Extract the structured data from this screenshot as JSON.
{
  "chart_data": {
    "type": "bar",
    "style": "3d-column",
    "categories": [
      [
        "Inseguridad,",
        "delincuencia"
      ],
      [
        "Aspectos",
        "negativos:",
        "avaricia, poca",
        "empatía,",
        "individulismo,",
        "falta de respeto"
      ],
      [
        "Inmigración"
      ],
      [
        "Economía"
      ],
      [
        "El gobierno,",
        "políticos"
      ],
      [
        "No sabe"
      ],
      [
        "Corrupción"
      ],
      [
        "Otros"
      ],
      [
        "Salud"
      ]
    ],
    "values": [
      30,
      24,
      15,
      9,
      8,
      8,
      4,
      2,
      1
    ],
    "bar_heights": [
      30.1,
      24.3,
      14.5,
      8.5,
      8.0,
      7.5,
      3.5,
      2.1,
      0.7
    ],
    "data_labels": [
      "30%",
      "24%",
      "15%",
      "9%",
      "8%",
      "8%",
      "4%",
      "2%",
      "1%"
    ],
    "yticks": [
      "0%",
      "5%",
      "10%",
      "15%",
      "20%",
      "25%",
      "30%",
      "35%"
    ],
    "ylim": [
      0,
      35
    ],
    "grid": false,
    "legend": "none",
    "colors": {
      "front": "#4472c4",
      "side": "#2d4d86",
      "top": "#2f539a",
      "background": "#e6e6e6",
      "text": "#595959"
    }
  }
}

:: EXERCISE PROMPT ::
Return every line exactly.

:: FINISHED TASK ::
Extract the structured data from this screenshot as JSON.
{
  "chart_data": {
    "type": "bar",
    "style": "3d-column",
    "categories": [
      [
        "Inseguridad,",
        "delincuencia"
      ],
      [
        "Aspectos",
        "negativos:",
        "avaricia, poca",
        "empatía,",
        "individulismo,",
        "falta de respeto"
      ],
      [
        "Inmigración"
      ],
      [
        "Economía"
      ],
      [
        "El gobierno,",
        "políticos"
      ],
      [
        "No sabe"
      ],
      [
        "Corrupción"
      ],
      [
        "Otros"
      ],
      [
        "Salud"
      ]
    ],
    "values": [
      30,
      24,
      15,
      9,
      8,
      8,
      4,
      2,
      1
    ],
    "bar_heights": [
      30.1,
      24.3,
      14.5,
      8.5,
      8.0,
      7.5,
      3.5,
      2.1,
      0.7
    ],
    "data_labels": [
      "30%",
      "24%",
      "15%",
      "9%",
      "8%",
      "8%",
      "4%",
      "2%",
      "1%"
    ],
    "yticks": [
      "0%",
      "5%",
      "10%",
      "15%",
      "20%",
      "25%",
      "30%",
      "35%"
    ],
    "ylim": [
      0,
      35
    ],
    "grid": false,
    "legend": "none",
    "colors": {
      "front": "#4472c4",
      "side": "#2d4d86",
      "top": "#2f539a",
      "background": "#e6e6e6",
      "text": "#595959"
    }
  }
}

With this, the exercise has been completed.